(Records from a data source)
---
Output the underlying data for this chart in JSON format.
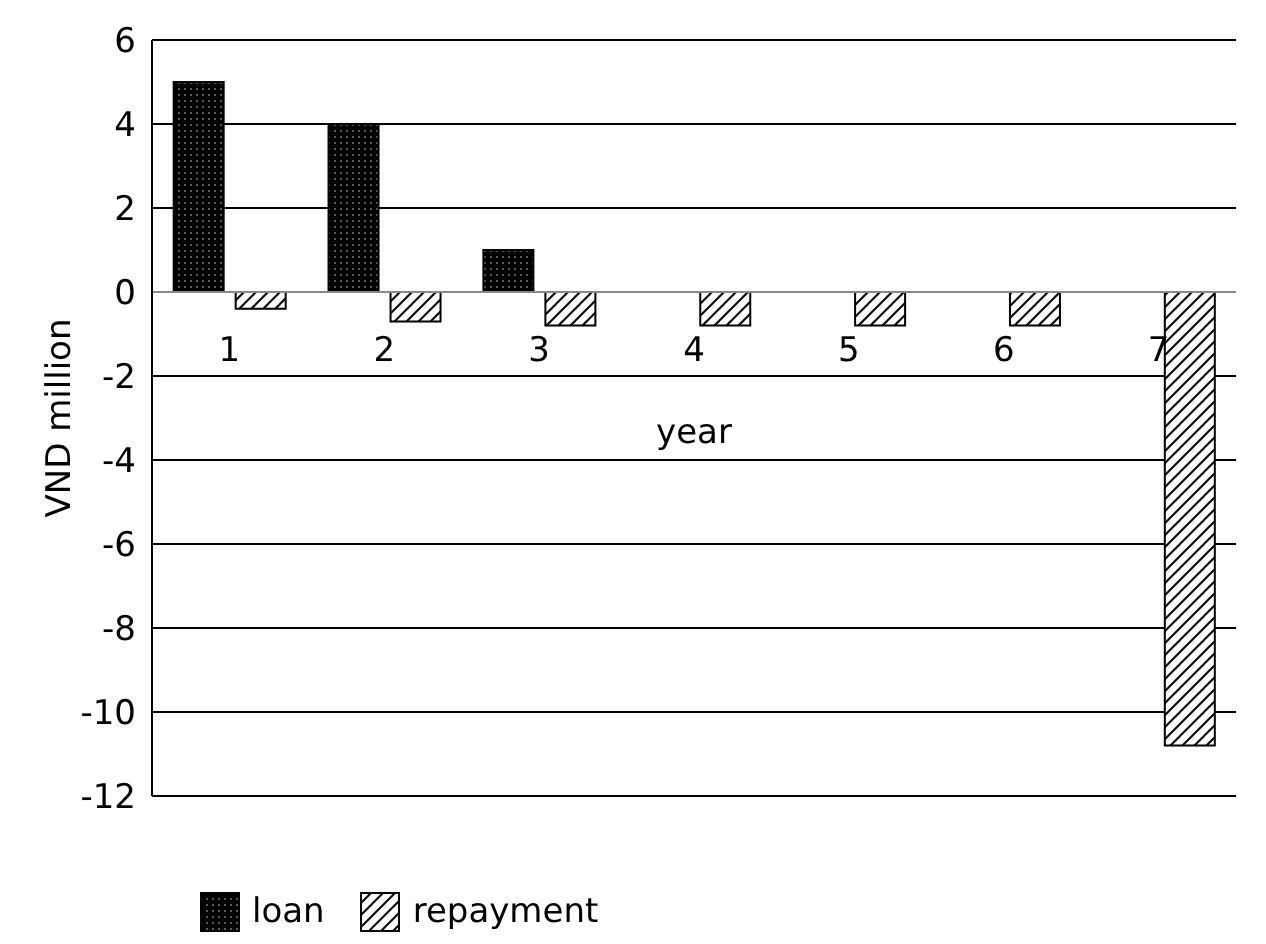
{
  "chart_data": {
    "type": "bar",
    "xlabel": "year",
    "ylabel": "VND million",
    "categories": [
      "1",
      "2",
      "3",
      "4",
      "5",
      "6",
      "7"
    ],
    "series": [
      {
        "name": "loan",
        "color": "#000000",
        "values": [
          5,
          4,
          1,
          0,
          0,
          0,
          0
        ]
      },
      {
        "name": "repayment",
        "color": "#000000",
        "values": [
          -0.4,
          -0.7,
          -0.8,
          -0.8,
          -0.8,
          -0.8,
          -10.8
        ]
      }
    ],
    "ylim": [
      -12,
      6
    ],
    "yticks": [
      -12,
      -10,
      -8,
      -6,
      -4,
      -2,
      0,
      2,
      4,
      6
    ],
    "grid": "y",
    "legend": "bottom left"
  }
}
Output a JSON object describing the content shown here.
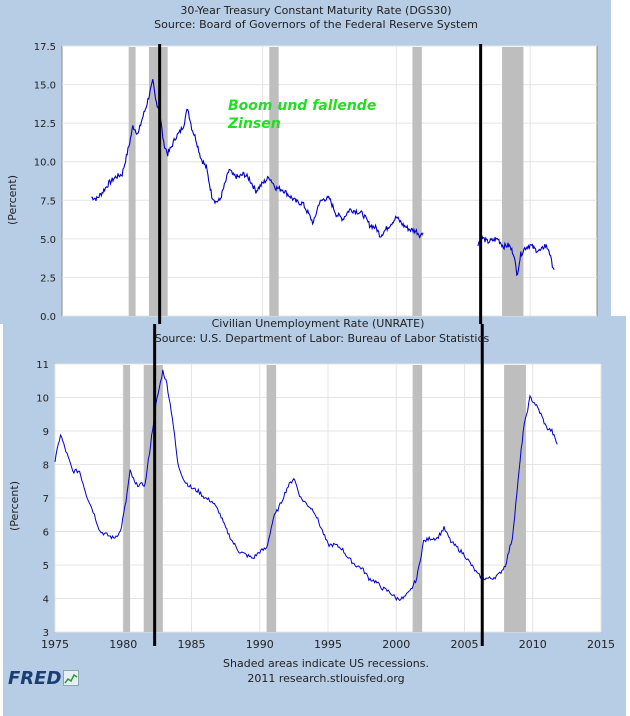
{
  "chart_data": [
    {
      "type": "line",
      "title": "30-Year Treasury Constant Maturity Rate (DGS30)",
      "subtitle": "Source: Board of Governors of the Federal Reserve System",
      "ylabel": "(Percent)",
      "ylim": [
        0,
        17.5
      ],
      "yticks": [
        "0.0",
        "2.5",
        "5.0",
        "7.5",
        "10.0",
        "12.5",
        "15.0",
        "17.5"
      ],
      "xlim": [
        1975,
        2015
      ],
      "annotation": "Boom und fallende\nZinsen",
      "series": [
        {
          "name": "DGS30",
          "segments": [
            {
              "x": [
                1977.2,
                1977.6,
                1978.0,
                1978.5,
                1979.0,
                1979.5,
                1980.0,
                1980.3,
                1980.7,
                1981.0,
                1981.3,
                1981.6,
                1981.8,
                1982.0,
                1982.3,
                1982.6,
                1982.9,
                1983.2,
                1983.5,
                1983.8,
                1984.1,
                1984.4,
                1984.7,
                1985.0,
                1985.4,
                1985.8,
                1986.2,
                1986.5,
                1986.8,
                1987.2,
                1987.5,
                1987.8,
                1988.2,
                1988.6,
                1989.0,
                1989.5,
                1990.0,
                1990.5,
                1991.0,
                1991.5,
                1992.0,
                1992.5,
                1993.0,
                1993.5,
                1993.8,
                1994.2,
                1994.6,
                1995.0,
                1995.5,
                1996.0,
                1996.5,
                1997.0,
                1997.5,
                1998.0,
                1998.5,
                1998.8,
                1999.2,
                1999.6,
                2000.0,
                2000.5,
                2001.0,
                2001.5,
                2001.8,
                2002.0
              ],
              "y": [
                7.7,
                7.6,
                8.0,
                8.6,
                9.0,
                9.2,
                11.0,
                12.3,
                11.8,
                12.8,
                13.6,
                14.6,
                15.2,
                14.0,
                13.3,
                11.2,
                10.5,
                11.0,
                11.6,
                11.9,
                12.4,
                13.5,
                12.2,
                11.5,
                10.2,
                9.6,
                7.8,
                7.4,
                7.5,
                8.6,
                9.5,
                9.1,
                9.0,
                9.2,
                8.9,
                8.1,
                8.6,
                9.0,
                8.3,
                8.2,
                7.8,
                7.4,
                7.3,
                6.5,
                6.0,
                7.3,
                7.6,
                7.6,
                6.6,
                6.3,
                6.9,
                6.8,
                6.6,
                5.9,
                5.7,
                5.2,
                5.6,
                6.0,
                6.4,
                5.9,
                5.6,
                5.5,
                5.2,
                5.4
              ]
            },
            {
              "x": [
                2006.1,
                2006.4,
                2006.8,
                2007.2,
                2007.6,
                2008.0,
                2008.4,
                2008.8,
                2009.0,
                2009.3,
                2009.6,
                2010.0,
                2010.4,
                2010.8,
                2011.1,
                2011.4,
                2011.6,
                2011.8
              ],
              "y": [
                4.7,
                5.1,
                4.8,
                4.9,
                5.0,
                4.5,
                4.6,
                4.0,
                2.6,
                4.0,
                4.4,
                4.6,
                4.3,
                4.2,
                4.6,
                4.3,
                3.5,
                3.0
              ]
            }
          ]
        }
      ]
    },
    {
      "type": "line",
      "title": "Civilian Unemployment Rate (UNRATE)",
      "subtitle": "Source: U.S. Department of Labor: Bureau of Labor Statistics",
      "ylabel": "(Percent)",
      "ylim": [
        3,
        11
      ],
      "yticks": [
        "3",
        "4",
        "5",
        "6",
        "7",
        "8",
        "9",
        "10",
        "11"
      ],
      "xlim": [
        1975,
        2015
      ],
      "xticks": [
        "1975",
        "1980",
        "1985",
        "1990",
        "1995",
        "2000",
        "2005",
        "2010",
        "2015"
      ],
      "series": [
        {
          "name": "UNRATE",
          "x": [
            1975.0,
            1975.4,
            1975.8,
            1976.3,
            1976.8,
            1977.3,
            1977.8,
            1978.3,
            1978.8,
            1979.3,
            1979.8,
            1980.2,
            1980.5,
            1980.9,
            1981.3,
            1981.6,
            1982.0,
            1982.4,
            1982.9,
            1983.2,
            1983.6,
            1984.0,
            1984.5,
            1985.0,
            1985.5,
            1986.0,
            1986.5,
            1987.0,
            1987.5,
            1988.0,
            1988.5,
            1989.0,
            1989.5,
            1990.0,
            1990.5,
            1991.0,
            1991.5,
            1992.0,
            1992.5,
            1993.0,
            1993.5,
            1994.0,
            1994.5,
            1995.0,
            1995.5,
            1996.0,
            1996.5,
            1997.0,
            1997.5,
            1998.0,
            1998.5,
            1999.0,
            1999.5,
            2000.0,
            2000.5,
            2001.0,
            2001.5,
            2002.0,
            2002.5,
            2003.0,
            2003.5,
            2004.0,
            2004.5,
            2005.0,
            2005.5,
            2006.0,
            2006.5,
            2007.0,
            2007.5,
            2008.0,
            2008.5,
            2009.0,
            2009.3,
            2009.8,
            2010.2,
            2010.6,
            2011.0,
            2011.4,
            2011.8
          ],
          "y": [
            8.1,
            8.9,
            8.4,
            7.8,
            7.8,
            7.1,
            6.6,
            6.0,
            5.9,
            5.8,
            6.0,
            6.9,
            7.8,
            7.4,
            7.4,
            7.4,
            8.6,
            9.8,
            10.8,
            10.4,
            9.4,
            8.0,
            7.5,
            7.3,
            7.2,
            7.0,
            6.9,
            6.6,
            6.1,
            5.7,
            5.4,
            5.3,
            5.2,
            5.4,
            5.5,
            6.4,
            6.8,
            7.3,
            7.6,
            7.0,
            6.8,
            6.6,
            6.1,
            5.6,
            5.6,
            5.5,
            5.2,
            5.0,
            4.9,
            4.6,
            4.5,
            4.3,
            4.2,
            4.0,
            4.0,
            4.2,
            4.6,
            5.7,
            5.8,
            5.8,
            6.1,
            5.7,
            5.5,
            5.3,
            5.0,
            4.7,
            4.6,
            4.6,
            4.7,
            5.0,
            5.8,
            7.8,
            9.0,
            10.0,
            9.8,
            9.5,
            9.1,
            9.0,
            8.6
          ]
        }
      ]
    }
  ],
  "recessions": [
    [
      1980.0,
      1980.5
    ],
    [
      1981.5,
      1982.9
    ],
    [
      1990.5,
      1991.2
    ],
    [
      2001.2,
      2001.9
    ],
    [
      2007.9,
      2009.5
    ]
  ],
  "markers": [
    1982.3,
    2006.3
  ],
  "footer": {
    "line1": "Shaded areas indicate US recessions.",
    "line2": "2011 research.stlouisfed.org"
  },
  "logo": {
    "text": "FRED"
  },
  "colors": {
    "line": "#0000cc",
    "recession": "#bebebe",
    "panel": "#b7cde5",
    "annotation": "#22dd22"
  }
}
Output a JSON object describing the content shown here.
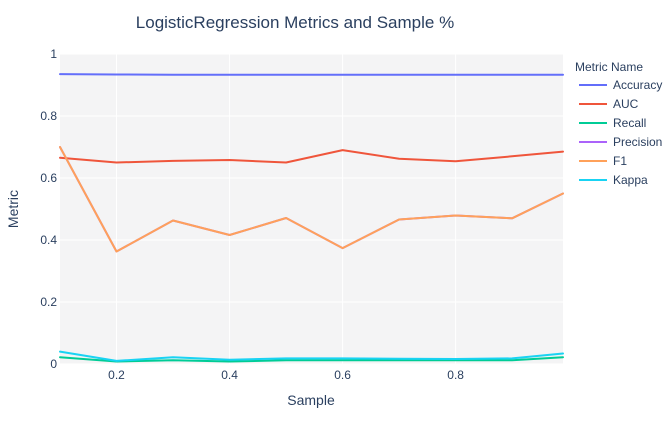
{
  "chart_data": {
    "type": "line",
    "title": "LogisticRegression Metrics and Sample %",
    "xlabel": "Sample",
    "ylabel": "Metric",
    "xlim": [
      0.1,
      0.99
    ],
    "ylim": [
      0,
      1
    ],
    "x_ticks": [
      0.2,
      0.4,
      0.6,
      0.8
    ],
    "x_tick_labels": [
      "0.2",
      "0.4",
      "0.6",
      "0.8"
    ],
    "y_ticks": [
      0,
      0.2,
      0.4,
      0.6,
      0.8,
      1
    ],
    "y_tick_labels": [
      "0",
      "0.2",
      "0.4",
      "0.6",
      "0.8",
      "1"
    ],
    "grid": true,
    "plot_background": "#f4f4f5",
    "legend": {
      "title": "Metric Name",
      "placement": "right"
    },
    "x": [
      0.1,
      0.2,
      0.3,
      0.4,
      0.5,
      0.6,
      0.7,
      0.8,
      0.9,
      0.99
    ],
    "series": [
      {
        "name": "Accuracy",
        "color": "#636efa",
        "values": [
          0.935,
          0.934,
          0.933,
          0.933,
          0.933,
          0.933,
          0.933,
          0.933,
          0.933,
          0.933
        ]
      },
      {
        "name": "AUC",
        "color": "#ef553b",
        "values": [
          0.665,
          0.65,
          0.655,
          0.658,
          0.65,
          0.69,
          0.662,
          0.654,
          0.67,
          0.685
        ]
      },
      {
        "name": "Recall",
        "color": "#00cc96",
        "values": [
          0.022,
          0.008,
          0.012,
          0.008,
          0.012,
          0.012,
          0.012,
          0.012,
          0.012,
          0.022
        ]
      },
      {
        "name": "Precision",
        "color": "#ab63fa",
        "values": [
          0.7,
          0.363,
          0.463,
          0.416,
          0.471,
          0.374,
          0.466,
          0.479,
          0.47,
          0.55
        ]
      },
      {
        "name": "F1",
        "color": "#ffa15a",
        "values": [
          0.7,
          0.363,
          0.463,
          0.416,
          0.471,
          0.374,
          0.466,
          0.479,
          0.47,
          0.55
        ]
      },
      {
        "name": "Kappa",
        "color": "#19d3f3",
        "values": [
          0.04,
          0.01,
          0.022,
          0.014,
          0.018,
          0.018,
          0.017,
          0.016,
          0.018,
          0.034
        ]
      }
    ]
  }
}
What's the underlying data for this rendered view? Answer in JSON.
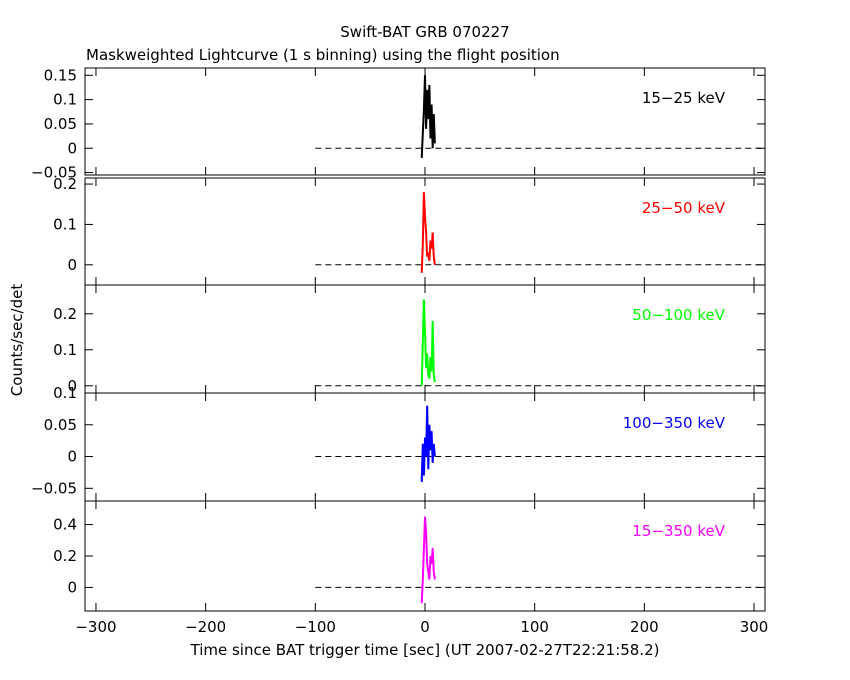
{
  "title": "Swift-BAT GRB 070227",
  "subtitle": "Maskweighted Lightcurve (1 s binning) using the flight position",
  "xlabel": "Time since BAT trigger time [sec] (UT 2007-02-27T22:21:58.2)",
  "ylabel": "Counts/sec/det",
  "chart_data": {
    "type": "line",
    "title": "Swift-BAT GRB 070227",
    "subtitle": "Maskweighted Lightcurve (1 s binning) using the flight position",
    "xlabel": "Time since BAT trigger time [sec] (UT 2007-02-27T22:21:58.2)",
    "ylabel": "Counts/sec/det",
    "xlim": [
      -310,
      310
    ],
    "x_ticks": [
      -300,
      -200,
      -100,
      0,
      100,
      200,
      300
    ],
    "x_tick_labels": [
      "−300",
      "−200",
      "−100",
      "0",
      "100",
      "200",
      "300"
    ],
    "baseline": {
      "x_start": -100,
      "x_end": 310,
      "y": 0,
      "style": "dashed"
    },
    "panels": [
      {
        "name": "15−25 keV",
        "color": "#000000",
        "ylim": [
          -0.055,
          0.165
        ],
        "y_ticks": [
          -0.05,
          0,
          0.05,
          0.1,
          0.15
        ],
        "y_tick_labels": [
          "−0.05",
          "0",
          "0.05",
          "0.1",
          "0.15"
        ],
        "x": [
          -3,
          -2,
          -1,
          0,
          1,
          2,
          3,
          4,
          5,
          6,
          7,
          8,
          9
        ],
        "y": [
          -0.02,
          0.03,
          0.08,
          0.15,
          0.04,
          0.12,
          0.06,
          0.13,
          0.02,
          0.09,
          0.0,
          0.07,
          0.01
        ]
      },
      {
        "name": "25−50 keV",
        "color": "#ff0000",
        "ylim": [
          -0.05,
          0.215
        ],
        "y_ticks": [
          0,
          0.1,
          0.2
        ],
        "y_tick_labels": [
          "0",
          "0.1",
          "0.2"
        ],
        "x": [
          -3,
          -2,
          -1,
          0,
          1,
          2,
          3,
          4,
          5,
          6,
          7,
          8,
          9
        ],
        "y": [
          -0.02,
          0.05,
          0.18,
          0.12,
          0.08,
          0.02,
          0.03,
          0.01,
          0.06,
          0.04,
          0.08,
          0.02,
          0.0
        ]
      },
      {
        "name": "50−100 keV",
        "color": "#00ff00",
        "ylim": [
          -0.02,
          0.28
        ],
        "y_ticks": [
          0,
          0.1,
          0.2
        ],
        "y_tick_labels": [
          "0",
          "0.1",
          "0.2"
        ],
        "x": [
          -3,
          -2,
          -1,
          0,
          1,
          2,
          3,
          4,
          5,
          6,
          7,
          8,
          9
        ],
        "y": [
          0.0,
          0.12,
          0.24,
          0.15,
          0.05,
          0.09,
          0.03,
          0.02,
          0.08,
          0.04,
          0.18,
          0.03,
          0.01
        ]
      },
      {
        "name": "100−350 keV",
        "color": "#0000ff",
        "ylim": [
          -0.07,
          0.1
        ],
        "y_ticks": [
          -0.05,
          0,
          0.05,
          0.1
        ],
        "y_tick_labels": [
          "−0.05",
          "0",
          "0.05",
          "0.1"
        ],
        "x": [
          -3,
          -2,
          -1,
          0,
          1,
          2,
          3,
          4,
          5,
          6,
          7,
          8,
          9
        ],
        "y": [
          -0.04,
          0.02,
          -0.03,
          0.03,
          0.0,
          0.08,
          -0.02,
          0.05,
          0.01,
          0.04,
          -0.01,
          0.02,
          0.0
        ]
      },
      {
        "name": "15−350 keV",
        "color": "#ff00ff",
        "ylim": [
          -0.15,
          0.55
        ],
        "y_ticks": [
          0,
          0.2,
          0.4
        ],
        "y_tick_labels": [
          "0",
          "0.2",
          "0.4"
        ],
        "x": [
          -3,
          -2,
          -1,
          0,
          1,
          2,
          3,
          4,
          5,
          6,
          7,
          8,
          9
        ],
        "y": [
          -0.1,
          0.05,
          0.25,
          0.45,
          0.35,
          0.15,
          0.1,
          0.05,
          0.2,
          0.15,
          0.25,
          0.1,
          0.05
        ]
      }
    ]
  }
}
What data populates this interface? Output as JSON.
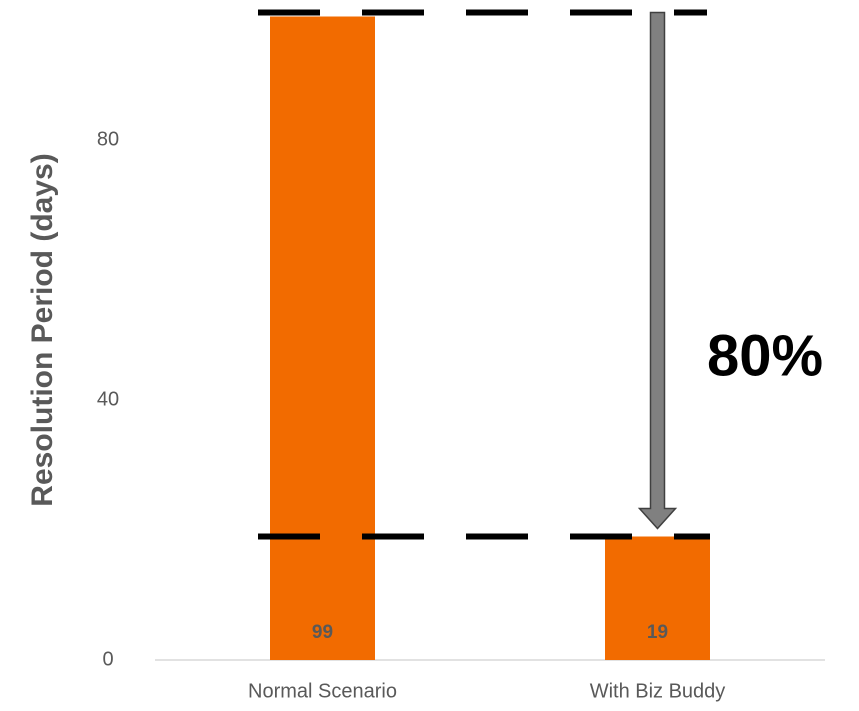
{
  "chart_data": {
    "type": "bar",
    "y_label": "Resolution Period (days)",
    "categories": [
      "Normal Scenario",
      "With Biz Buddy"
    ],
    "values": [
      99,
      19
    ],
    "color": "#f26b00",
    "ylim": [
      0,
      100
    ],
    "yticks": [
      0,
      40,
      80
    ],
    "annotation": "80%"
  }
}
---
Task prompt: In the records above, tally the lines where the word "since" appears, and give the number and nothing else.

Answer for the task: 2